## WHAT YOU HAVE TO DO
State the number of lines that contain the word "autos", and add nothing else.

-- START DATA SECTION --

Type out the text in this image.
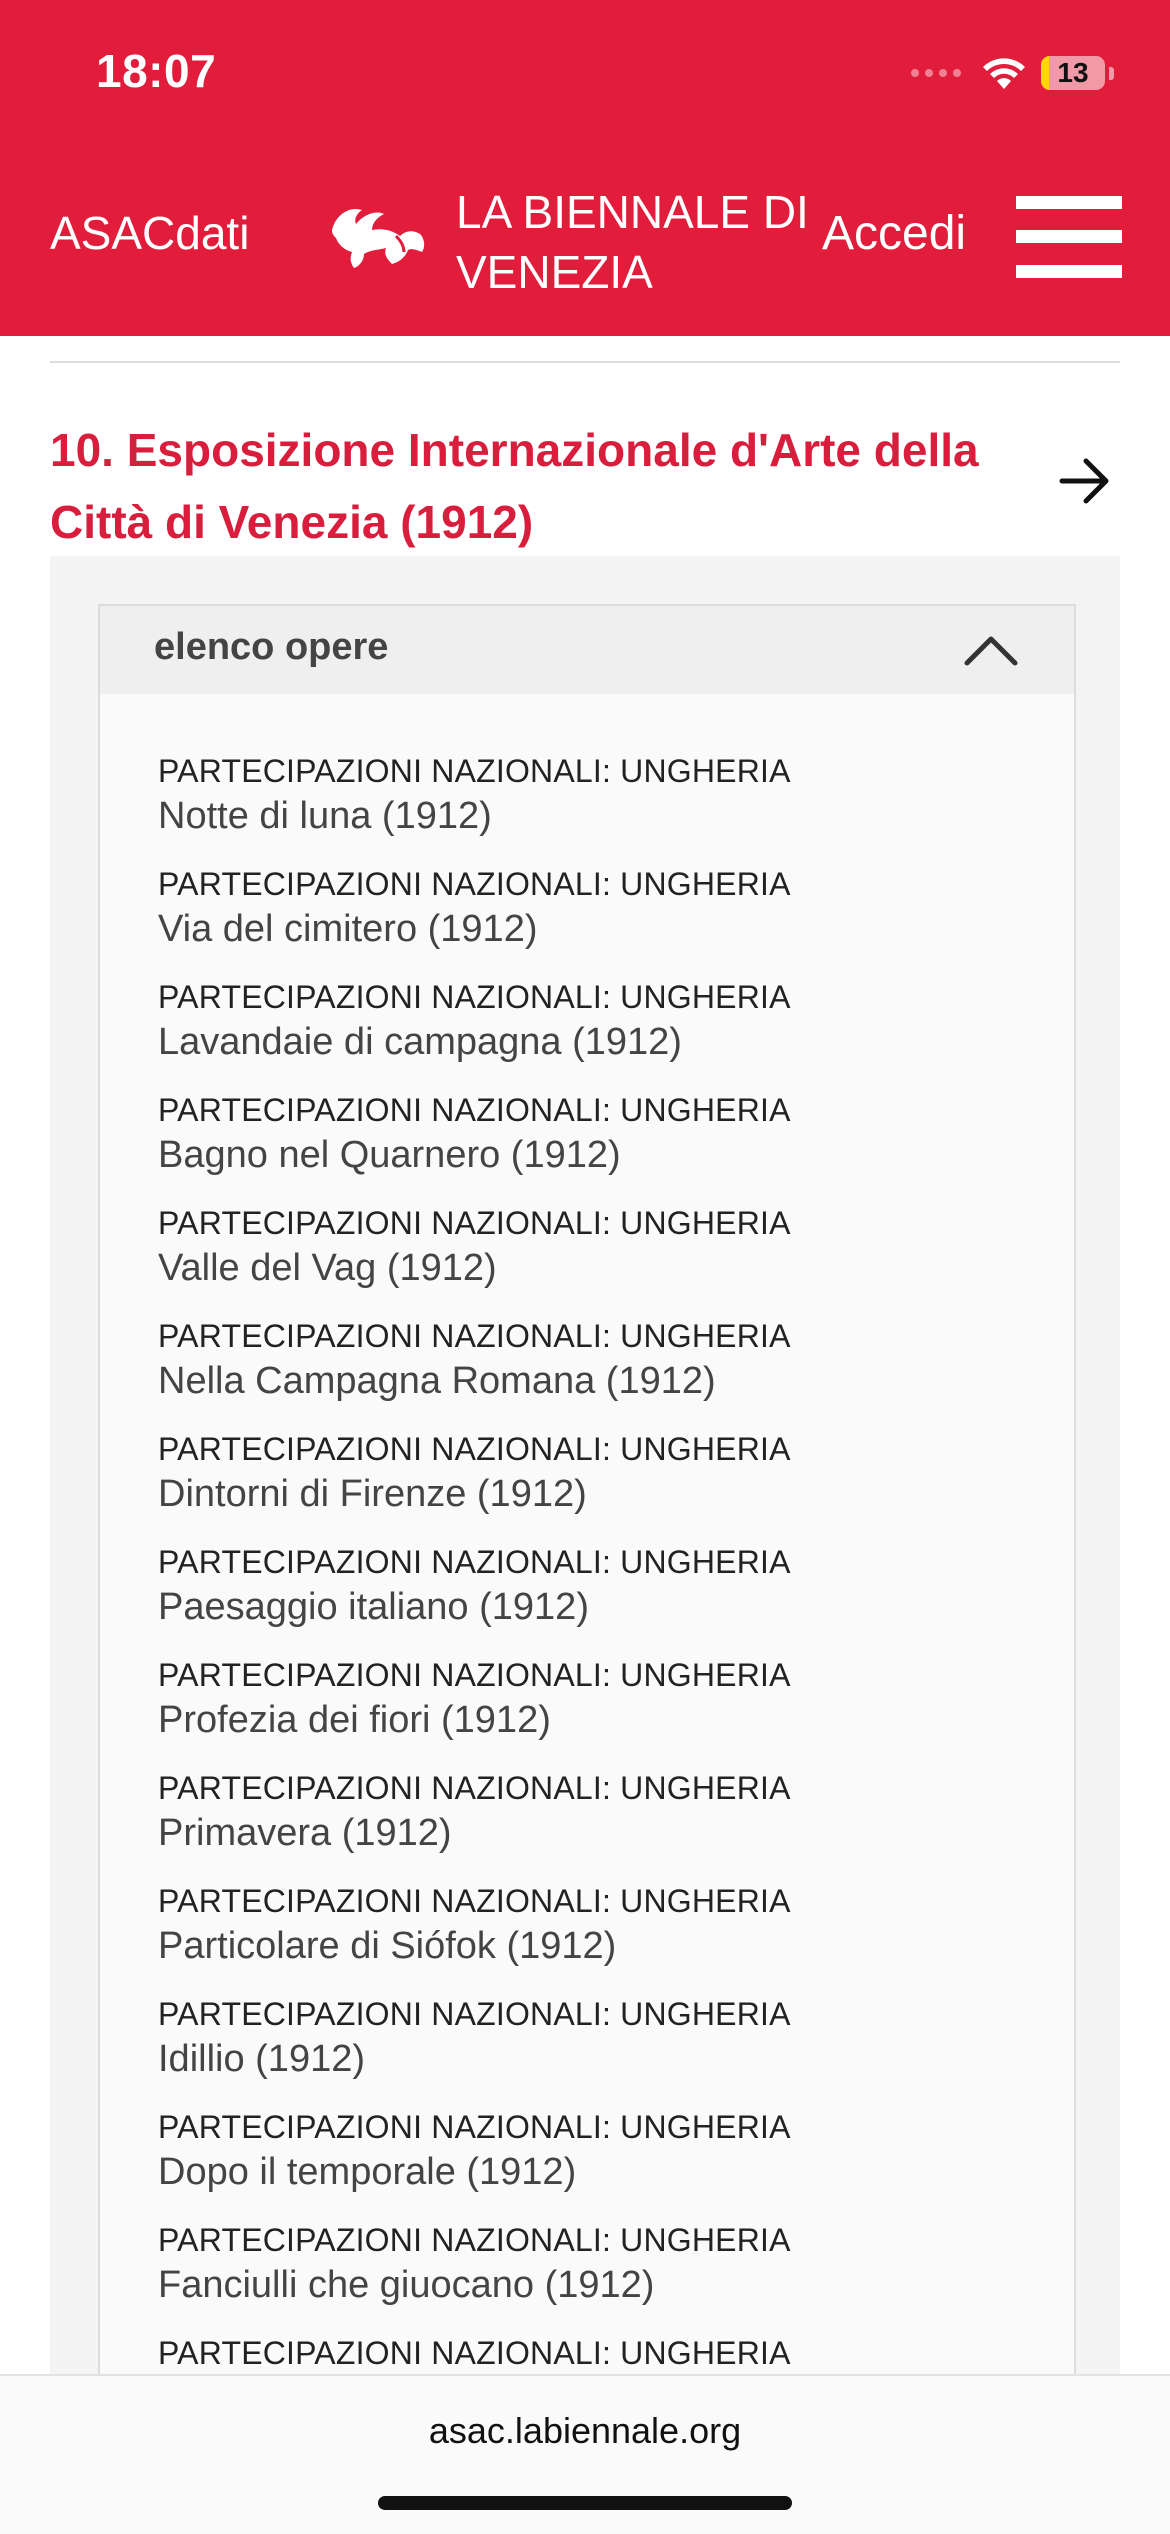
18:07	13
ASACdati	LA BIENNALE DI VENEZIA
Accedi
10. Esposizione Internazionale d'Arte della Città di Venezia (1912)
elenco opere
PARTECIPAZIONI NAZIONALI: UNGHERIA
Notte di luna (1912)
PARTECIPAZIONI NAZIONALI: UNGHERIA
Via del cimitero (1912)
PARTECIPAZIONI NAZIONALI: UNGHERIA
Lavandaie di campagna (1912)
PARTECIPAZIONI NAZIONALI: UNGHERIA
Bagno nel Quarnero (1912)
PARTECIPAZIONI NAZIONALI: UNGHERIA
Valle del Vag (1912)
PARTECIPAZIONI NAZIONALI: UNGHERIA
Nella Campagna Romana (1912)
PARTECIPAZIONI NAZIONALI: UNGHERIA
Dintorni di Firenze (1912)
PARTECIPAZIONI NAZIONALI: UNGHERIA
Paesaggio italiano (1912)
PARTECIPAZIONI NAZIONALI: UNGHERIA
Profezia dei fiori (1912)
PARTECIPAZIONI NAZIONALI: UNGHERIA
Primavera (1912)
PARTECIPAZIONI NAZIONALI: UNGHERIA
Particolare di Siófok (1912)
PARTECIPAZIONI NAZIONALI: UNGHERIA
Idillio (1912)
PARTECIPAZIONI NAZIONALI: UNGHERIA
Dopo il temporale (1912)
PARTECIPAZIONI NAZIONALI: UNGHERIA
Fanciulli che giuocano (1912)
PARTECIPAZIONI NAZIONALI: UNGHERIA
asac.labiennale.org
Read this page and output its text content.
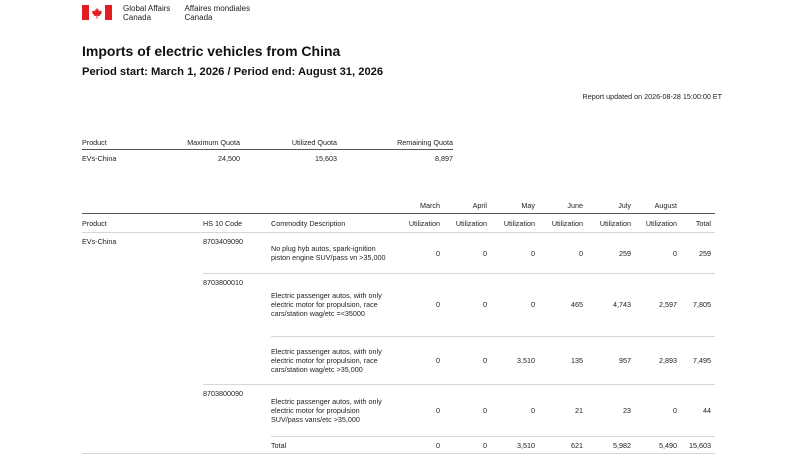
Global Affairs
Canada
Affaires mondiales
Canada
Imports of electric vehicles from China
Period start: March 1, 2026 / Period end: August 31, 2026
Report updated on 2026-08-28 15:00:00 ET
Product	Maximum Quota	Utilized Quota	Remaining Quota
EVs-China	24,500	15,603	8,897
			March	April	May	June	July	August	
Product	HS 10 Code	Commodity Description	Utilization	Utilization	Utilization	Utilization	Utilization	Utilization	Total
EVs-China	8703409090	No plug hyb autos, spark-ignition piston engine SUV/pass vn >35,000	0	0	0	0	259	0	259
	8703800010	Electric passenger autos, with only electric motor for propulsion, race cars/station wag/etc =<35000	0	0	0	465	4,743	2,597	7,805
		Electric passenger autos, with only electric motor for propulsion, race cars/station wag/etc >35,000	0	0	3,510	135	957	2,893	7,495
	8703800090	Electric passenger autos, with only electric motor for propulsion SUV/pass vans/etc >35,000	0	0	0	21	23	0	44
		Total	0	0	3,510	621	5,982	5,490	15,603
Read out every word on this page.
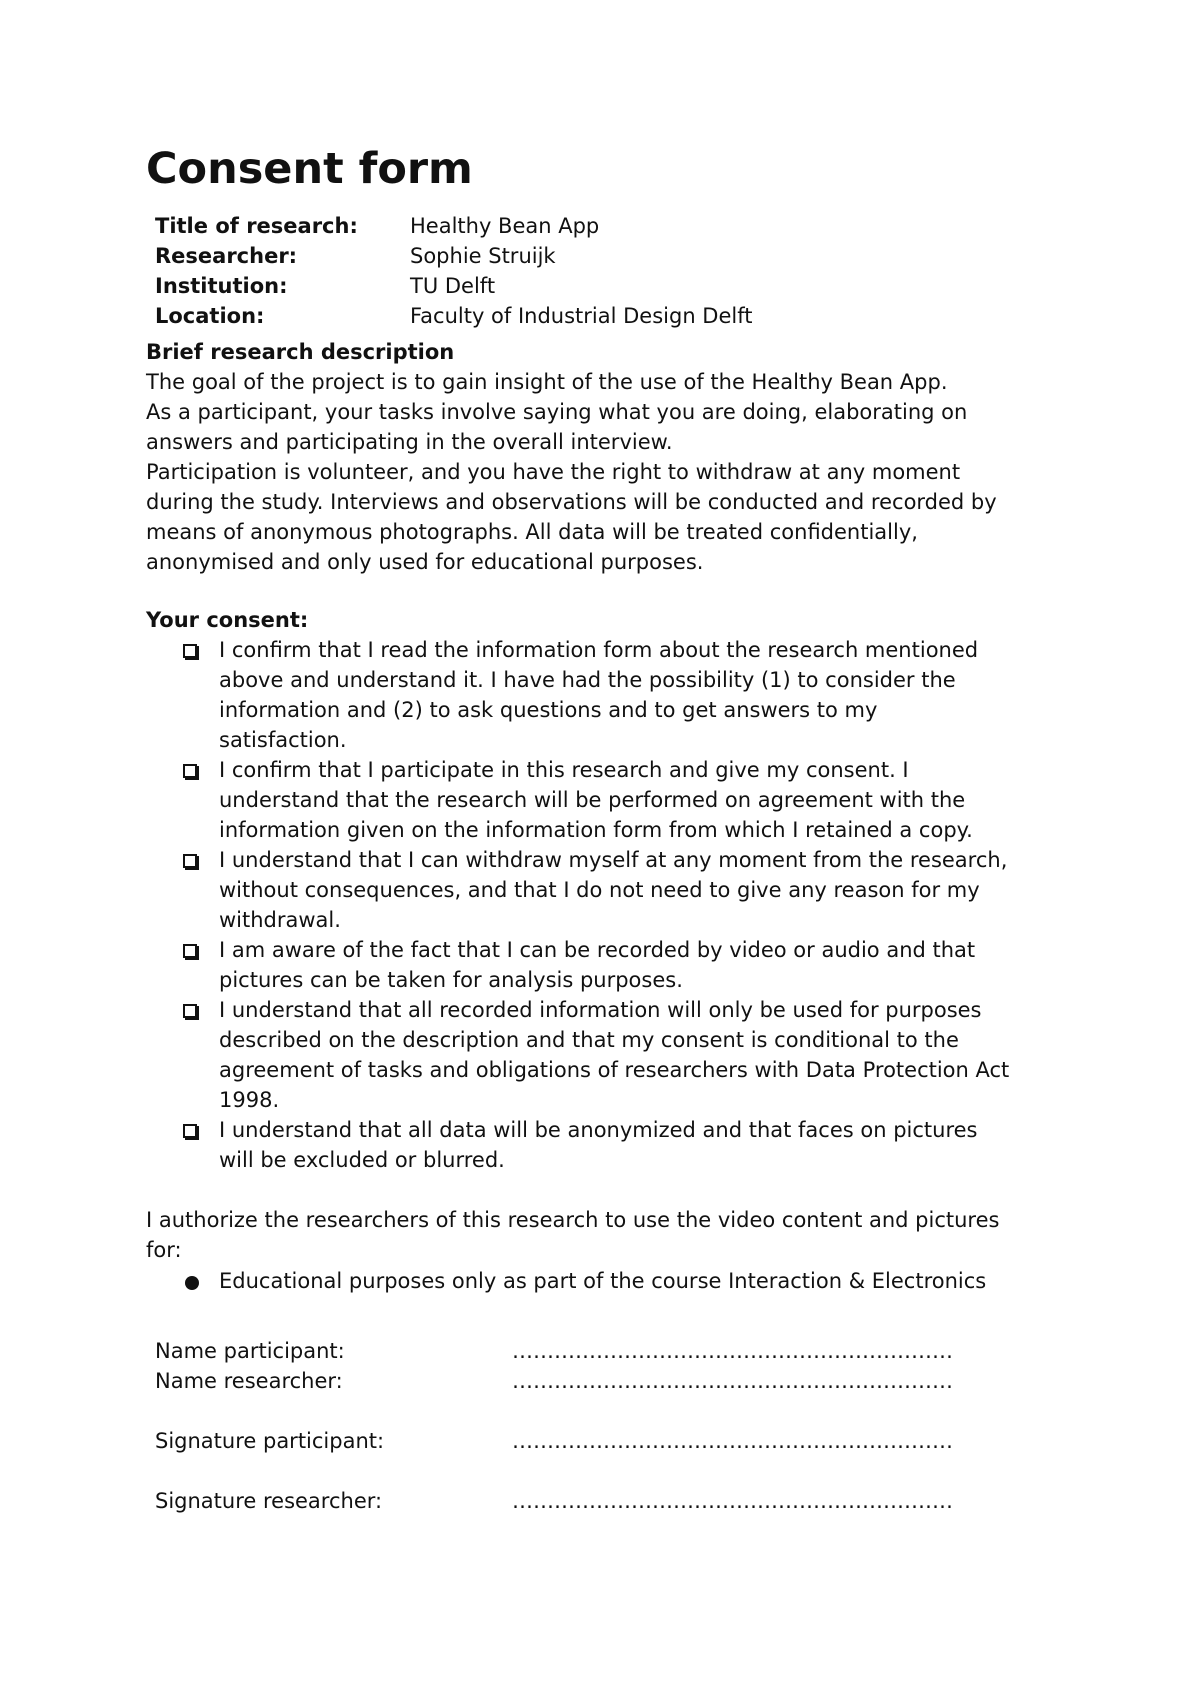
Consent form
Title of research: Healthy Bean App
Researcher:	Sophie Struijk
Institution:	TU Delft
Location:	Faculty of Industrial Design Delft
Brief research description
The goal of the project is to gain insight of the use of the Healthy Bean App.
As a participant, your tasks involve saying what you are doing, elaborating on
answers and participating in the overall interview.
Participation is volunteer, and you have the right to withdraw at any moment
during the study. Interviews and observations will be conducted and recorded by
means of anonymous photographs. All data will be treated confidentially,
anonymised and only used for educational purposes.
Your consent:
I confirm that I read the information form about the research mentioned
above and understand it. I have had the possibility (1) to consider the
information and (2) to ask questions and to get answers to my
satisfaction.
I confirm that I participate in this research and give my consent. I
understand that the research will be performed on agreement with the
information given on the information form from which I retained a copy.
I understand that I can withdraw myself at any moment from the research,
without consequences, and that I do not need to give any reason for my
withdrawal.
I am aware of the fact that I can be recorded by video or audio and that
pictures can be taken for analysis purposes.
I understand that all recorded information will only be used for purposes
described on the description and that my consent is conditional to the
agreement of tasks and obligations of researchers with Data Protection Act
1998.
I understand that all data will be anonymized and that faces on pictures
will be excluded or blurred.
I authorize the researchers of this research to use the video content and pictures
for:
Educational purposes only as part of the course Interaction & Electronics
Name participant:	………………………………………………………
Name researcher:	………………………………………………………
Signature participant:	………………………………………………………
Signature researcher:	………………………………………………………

-- END DATA SECTION --

## WRITTEN SOLUTION
4